Data for processing
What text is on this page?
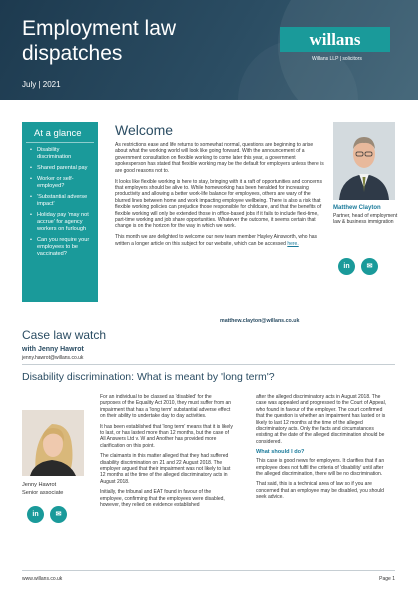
Employment law
dispatches
July | 2021
willans
Willans LLP | solicitors
At a glance
• Disability discrimination
• Shared parental pay
• Worker or self-employed?
• 'Substantial adverse impact'
• Holiday pay 'may not accrue' for agency workers on furlough
• Can you require your employees to be vaccinated?
Welcome

As restrictions ease and life returns to somewhat normal, questions are beginning to arise about what the working world will look like going forward. With the announcement of a government consultation on flexible working to come later this year, a government spokesperson has stated that flexible working may be the default for employers unless there is are good reasons not to.

It looks like flexible working is here to stay, bringing with it a raft of opportunities and concerns that employers should be alive to. While homeworking has been heralded for increasing productivity and allowing a better work-life balance for employees, others are wary of the blurred lines between home and work impacting employee wellbeing. There is also a risk that flexible working policies can prejudice those responsible for childcare, and that the benefits of flexible working will only be extended those in office-based jobs if it fails to include flexi-time, part-time working and job share opportunities. Whatever the outcome, it seems certain that change is on the horizon for the way in which we work.

This month we are delighted to welcome our new team member Hayley Ainsworth, who has written a longer article on this subject for our website, which can be accessed here.

matthew.clayton@willans.co.uk
Matthew Clayton
Partner, head of employment law & business immigration
in	✉
Case law watch
with Jenny Hawrot
jenny.hawrot@willans.co.uk
Disability discrimination: What is meant by 'long term'?
Jenny Hawrot
Senior associate
in	✉

For an individual to be classed as 'disabled' for the purposes of the Equality Act 2010, they must suffer from an impairment that has a 'long term' substantial adverse effect on their ability to undertake day to day activities.

It has been established that 'long term' means that it is likely to last, or has lasted more than 12 months, but the case of All Answers Ltd v. W and Another has provided more clarification on this point.

The claimants in this matter alleged that they had suffered disability discrimination on 21 and 22 August 2018. The employer argued that their impairment was not likely to last 12 months at the time of the alleged discriminatory acts in August 2018.

Initially, the tribunal and EAT found in favour of the employee, confirming that the employees were disabled, however, they relied on evidence established

after the alleged discriminatory acts in August 2018. The case was appealed and progressed to the Court of Appeal, who found in favour of the employer. The court confirmed that the question is whether an impairment has lasted or is likely to last 12 months at the time of the alleged discriminatory acts. Only the facts and circumstances existing at the date of the alleged discrimination should be considered.

What should I do?

This case is good news for employers. It clarifies that if an employee does not fulfil the criteria of 'disability' until after the alleged discrimination, there will be no discrimination.

That said, this is a technical area of law so if you are concerned that an employee may be disabled, you should seek advice.

www.willans.co.uk	Page 1
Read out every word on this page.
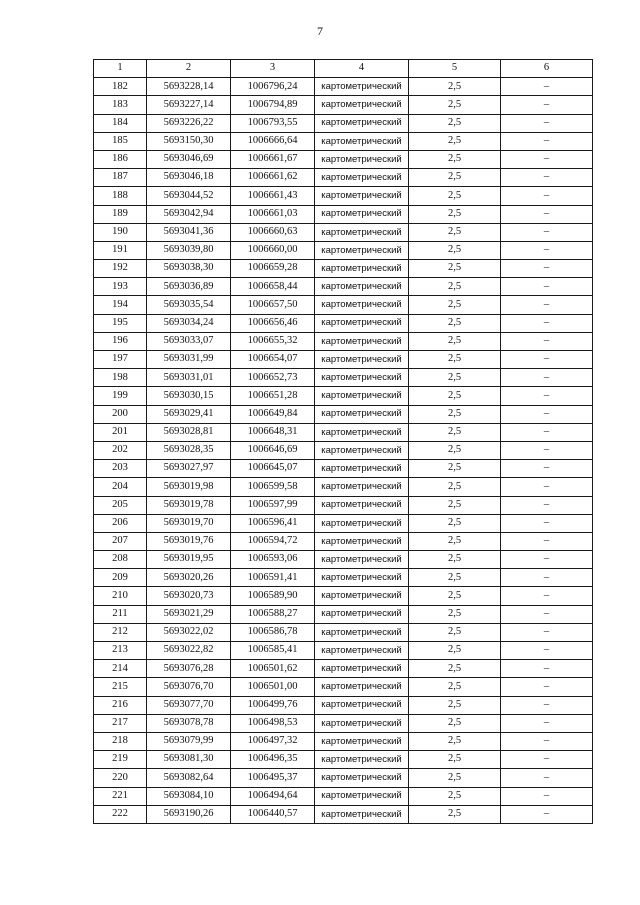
7
1	2	3	4	5	6
182	5693228,14	1006796,24	картометрический	2,5	–
183	5693227,14	1006794,89	картометрический	2,5	–
184	5693226,22	1006793,55	картометрический	2,5	–
185	5693150,30	1006666,64	картометрический	2,5	–
186	5693046,69	1006661,67	картометрический	2,5	–
187	5693046,18	1006661,62	картометрический	2,5	–
188	5693044,52	1006661,43	картометрический	2,5	–
189	5693042,94	1006661,03	картометрический	2,5	–
190	5693041,36	1006660,63	картометрический	2,5	–
191	5693039,80	1006660,00	картометрический	2,5	–
192	5693038,30	1006659,28	картометрический	2,5	–
193	5693036,89	1006658,44	картометрический	2,5	–
194	5693035,54	1006657,50	картометрический	2,5	–
195	5693034,24	1006656,46	картометрический	2,5	–
196	5693033,07	1006655,32	картометрический	2,5	–
197	5693031,99	1006654,07	картометрический	2,5	–
198	5693031,01	1006652,73	картометрический	2,5	–
199	5693030,15	1006651,28	картометрический	2,5	–
200	5693029,41	1006649,84	картометрический	2,5	–
201	5693028,81	1006648,31	картометрический	2,5	–
202	5693028,35	1006646,69	картометрический	2,5	–
203	5693027,97	1006645,07	картометрический	2,5	–
204	5693019,98	1006599,58	картометрический	2,5	–
205	5693019,78	1006597,99	картометрический	2,5	–
206	5693019,70	1006596,41	картометрический	2,5	–
207	5693019,76	1006594,72	картометрический	2,5	–
208	5693019,95	1006593,06	картометрический	2,5	–
209	5693020,26	1006591,41	картометрический	2,5	–
210	5693020,73	1006589,90	картометрический	2,5	–
211	5693021,29	1006588,27	картометрический	2,5	–
212	5693022,02	1006586,78	картометрический	2,5	–
213	5693022,82	1006585,41	картометрический	2,5	–
214	5693076,28	1006501,62	картометрический	2,5	–
215	5693076,70	1006501,00	картометрический	2,5	–
216	5693077,70	1006499,76	картометрический	2,5	–
217	5693078,78	1006498,53	картометрический	2,5	–
218	5693079,99	1006497,32	картометрический	2,5	–
219	5693081,30	1006496,35	картометрический	2,5	–
220	5693082,64	1006495,37	картометрический	2,5	–
221	5693084,10	1006494,64	картометрический	2,5	–
222	5693190,26	1006440,57	картометрический	2,5	–
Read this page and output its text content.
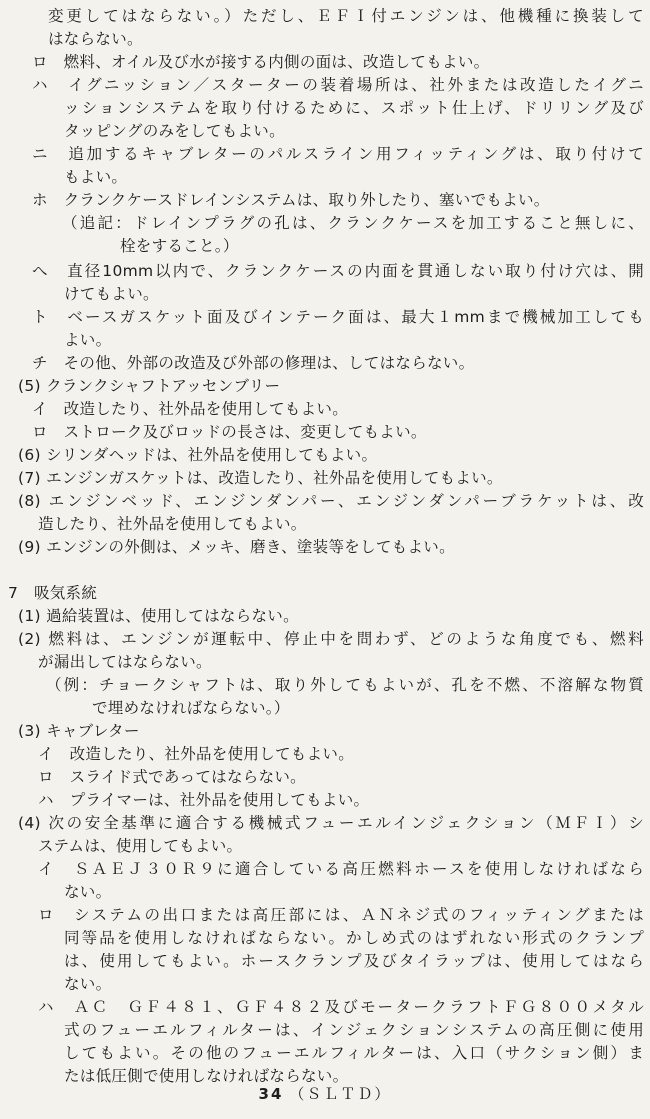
変更してはならない。）ただし、ＥＦＩ付エンジンは、他機種に換装して
はならない。
ロ　燃料、オイル及び水が接する内側の面は、改造してもよい。
ハ　イグニッション／スターターの装着場所は、社外または改造したイグニ
ッションシステムを取り付けるために、スポット仕上げ、ドリリング及び
タッピングのみをしてもよい。
ニ　追加するキャブレターのパルスライン用フィッティングは、取り付けて
もよい。
ホ　クランクケースドレインシステムは、取り外したり、塞いでもよい。
（追記：ドレインプラグの孔は、クランクケースを加工すること無しに、
栓をすること。）
へ　直径10mm以内で、クランクケースの内面を貫通しない取り付け穴は、開
けてもよい。
ト　ベースガスケット面及びインテーク面は、最大１mmまで機械加工しても
よい。
チ　その他、外部の改造及び外部の修理は、してはならない。
(5) クランクシャフトアッセンブリー
イ　改造したり、社外品を使用してもよい。
ロ　ストローク及びロッドの長さは、変更してもよい。
(6) シリンダヘッドは、社外品を使用してもよい。
(7) エンジンガスケットは、改造したり、社外品を使用してもよい。
(8) エンジンベッド、エンジンダンパー、エンジンダンパーブラケットは、改
造したり、社外品を使用してもよい。
(9) エンジンの外側は、メッキ、磨き、塗装等をしてもよい。
7　吸気系統
(1) 過給装置は、使用してはならない。
(2) 燃料は、エンジンが運転中、停止中を問わず、どのような角度でも、燃料
が漏出してはならない。
（例：チョークシャフトは、取り外してもよいが、孔を不燃、不溶解な物質
で埋めなければならない。）
(3) キャブレター
イ　改造したり、社外品を使用してもよい。
ロ　スライド式であってはならない。
ハ　プライマーは、社外品を使用してもよい。
(4) 次の安全基準に適合する機械式フューエルインジェクション（ＭＦＩ）シ
ステムは、使用してもよい。
イ　ＳＡＥＪ３０Ｒ９に適合している高圧燃料ホースを使用しなければなら
ない。
ロ　システムの出口または高圧部には、ＡＮネジ式のフィッティングまたは
同等品を使用しなければならない。かしめ式のはずれない形式のクランプ
は、使用してもよい。ホースクランプ及びタイラップは、使用してはなら
ない。
ハ　ＡＣ　ＧＦ４８１、ＧＦ４８２及びモータークラフトＦＧ８００メタル
式のフューエルフィルターは、インジェクションシステムの高圧側に使用
してもよい。その他のフューエルフィルターは、入口（サクション側）ま
たは低圧側で使用しなければならない。
34 （ＳＬＴＤ）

Task objective
Return all of the entries exactly as written, but drop any pictures they hold.

Response to the task
What text is on this page?
Employment law
dispatches
July | 2021
willans
Willans LLP | solicitors
At a glance
• Disability discrimination
• Shared parental pay
• Worker or self-employed?
• 'Substantial adverse impact'
• Holiday pay 'may not accrue' for agency workers on furlough
• Can you require your employees to be vaccinated?
Welcome

As restrictions ease and life returns to somewhat normal, questions are beginning to arise about what the working world will look like going forward. With the announcement of a government consultation on flexible working to come later this year, a government spokesperson has stated that flexible working may be the default for employers unless there is are good reasons not to.

It looks like flexible working is here to stay, bringing with it a raft of opportunities and concerns that employers should be alive to. While homeworking has been heralded for increasing productivity and allowing a better work-life balance for employees, others are wary of the blurred lines between home and work impacting employee wellbeing. There is also a risk that flexible working policies can prejudice those responsible for childcare, and that the benefits of flexible working will only be extended those in office-based jobs if it fails to include flexi-time, part-time working and job share opportunities. Whatever the outcome, it seems certain that change is on the horizon for the way in which we work.

This month we are delighted to welcome our new team member Hayley Ainsworth, who has written a longer article on this subject for our website, which can be accessed here.

matthew.clayton@willans.co.uk
Matthew Clayton
Partner, head of employment law & business immigration
in	✉
Case law watch
with Jenny Hawrot
jenny.hawrot@willans.co.uk
Disability discrimination: What is meant by 'long term'?
Jenny Hawrot
Senior associate
in	✉

For an individual to be classed as 'disabled' for the purposes of the Equality Act 2010, they must suffer from an impairment that has a 'long term' substantial adverse effect on their ability to undertake day to day activities.

It has been established that 'long term' means that it is likely to last, or has lasted more than 12 months, but the case of All Answers Ltd v. W and Another has provided more clarification on this point.

The claimants in this matter alleged that they had suffered disability discrimination on 21 and 22 August 2018. The employer argued that their impairment was not likely to last 12 months at the time of the alleged discriminatory acts in August 2018.

Initially, the tribunal and EAT found in favour of the employee, confirming that the employees were disabled, however, they relied on evidence established

after the alleged discriminatory acts in August 2018. The case was appealed and progressed to the Court of Appeal, who found in favour of the employer. The court confirmed that the question is whether an impairment has lasted or is likely to last 12 months at the time of the alleged discriminatory acts. Only the facts and circumstances existing at the date of the alleged discrimination should be considered.

What should I do?

This case is good news for employers. It clarifies that if an employee does not fulfil the criteria of 'disability' until after the alleged discrimination, there will be no discrimination.

That said, this is a technical area of law so if you are concerned that an employee may be disabled, you should seek advice.

www.willans.co.uk	Page 1
Read out every word on this page.
7
1	2	3	4	5	6
182	5693228,14	1006796,24	картометрический	2,5	–
183	5693227,14	1006794,89	картометрический	2,5	–
184	5693226,22	1006793,55	картометрический	2,5	–
185	5693150,30	1006666,64	картометрический	2,5	–
186	5693046,69	1006661,67	картометрический	2,5	–
187	5693046,18	1006661,62	картометрический	2,5	–
188	5693044,52	1006661,43	картометрический	2,5	–
189	5693042,94	1006661,03	картометрический	2,5	–
190	5693041,36	1006660,63	картометрический	2,5	–
191	5693039,80	1006660,00	картометрический	2,5	–
192	5693038,30	1006659,28	картометрический	2,5	–
193	5693036,89	1006658,44	картометрический	2,5	–
194	5693035,54	1006657,50	картометрический	2,5	–
195	5693034,24	1006656,46	картометрический	2,5	–
196	5693033,07	1006655,32	картометрический	2,5	–
197	5693031,99	1006654,07	картометрический	2,5	–
198	5693031,01	1006652,73	картометрический	2,5	–
199	5693030,15	1006651,28	картометрический	2,5	–
200	5693029,41	1006649,84	картометрический	2,5	–
201	5693028,81	1006648,31	картометрический	2,5	–
202	5693028,35	1006646,69	картометрический	2,5	–
203	5693027,97	1006645,07	картометрический	2,5	–
204	5693019,98	1006599,58	картометрический	2,5	–
205	5693019,78	1006597,99	картометрический	2,5	–
206	5693019,70	1006596,41	картометрический	2,5	–
207	5693019,76	1006594,72	картометрический	2,5	–
208	5693019,95	1006593,06	картометрический	2,5	–
209	5693020,26	1006591,41	картометрический	2,5	–
210	5693020,73	1006589,90	картометрический	2,5	–
211	5693021,29	1006588,27	картометрический	2,5	–
212	5693022,02	1006586,78	картометрический	2,5	–
213	5693022,82	1006585,41	картометрический	2,5	–
214	5693076,28	1006501,62	картометрический	2,5	–
215	5693076,70	1006501,00	картометрический	2,5	–
216	5693077,70	1006499,76	картометрический	2,5	–
217	5693078,78	1006498,53	картометрический	2,5	–
218	5693079,99	1006497,32	картометрический	2,5	–
219	5693081,30	1006496,35	картометрический	2,5	–
220	5693082,64	1006495,37	картометрический	2,5	–
221	5693084,10	1006494,64	картометрический	2,5	–
222	5693190,26	1006440,57	картометрический	2,5	–
Read this page and output its text content.
変更してはならない。）ただし、ＥＦＩ付エンジンは、他機種に換装して
はならない。
ロ　燃料、オイル及び水が接する内側の面は、改造してもよい。
ハ　イグニッション／スターターの装着場所は、社外または改造したイグニ
ッションシステムを取り付けるために、スポット仕上げ、ドリリング及び
タッピングのみをしてもよい。
ニ　追加するキャブレターのパルスライン用フィッティングは、取り付けて
もよい。
ホ　クランクケースドレインシステムは、取り外したり、塞いでもよい。
（追記：ドレインプラグの孔は、クランクケースを加工すること無しに、
栓をすること。）
へ　直径10mm以内で、クランクケースの内面を貫通しない取り付け穴は、開
けてもよい。
ト　ベースガスケット面及びインテーク面は、最大１mmまで機械加工しても
よい。
チ　その他、外部の改造及び外部の修理は、してはならない。
(5) クランクシャフトアッセンブリー
イ　改造したり、社外品を使用してもよい。
ロ　ストローク及びロッドの長さは、変更してもよい。
(6) シリンダヘッドは、社外品を使用してもよい。
(7) エンジンガスケットは、改造したり、社外品を使用してもよい。
(8) エンジンベッド、エンジンダンパー、エンジンダンパーブラケットは、改
造したり、社外品を使用してもよい。
(9) エンジンの外側は、メッキ、磨き、塗装等をしてもよい。
7　吸気系統
(1) 過給装置は、使用してはならない。
(2) 燃料は、エンジンが運転中、停止中を問わず、どのような角度でも、燃料
が漏出してはならない。
（例：チョークシャフトは、取り外してもよいが、孔を不燃、不溶解な物質
で埋めなければならない。）
(3) キャブレター
イ　改造したり、社外品を使用してもよい。
ロ　スライド式であってはならない。
ハ　プライマーは、社外品を使用してもよい。
(4) 次の安全基準に適合する機械式フューエルインジェクション（ＭＦＩ）シ
ステムは、使用してもよい。
イ　ＳＡＥＪ３０Ｒ９に適合している高圧燃料ホースを使用しなければなら
ない。
ロ　システムの出口または高圧部には、ＡＮネジ式のフィッティングまたは
同等品を使用しなければならない。かしめ式のはずれない形式のクランプ
は、使用してもよい。ホースクランプ及びタイラップは、使用してはなら
ない。
ハ　ＡＣ　ＧＦ４８１、ＧＦ４８２及びモータークラフトＦＧ８００メタル
式のフューエルフィルターは、インジェクションシステムの高圧側に使用
してもよい。その他のフューエルフィルターは、入口（サクション側）ま
たは低圧側で使用しなければならない。
34 （ＳＬＴＤ）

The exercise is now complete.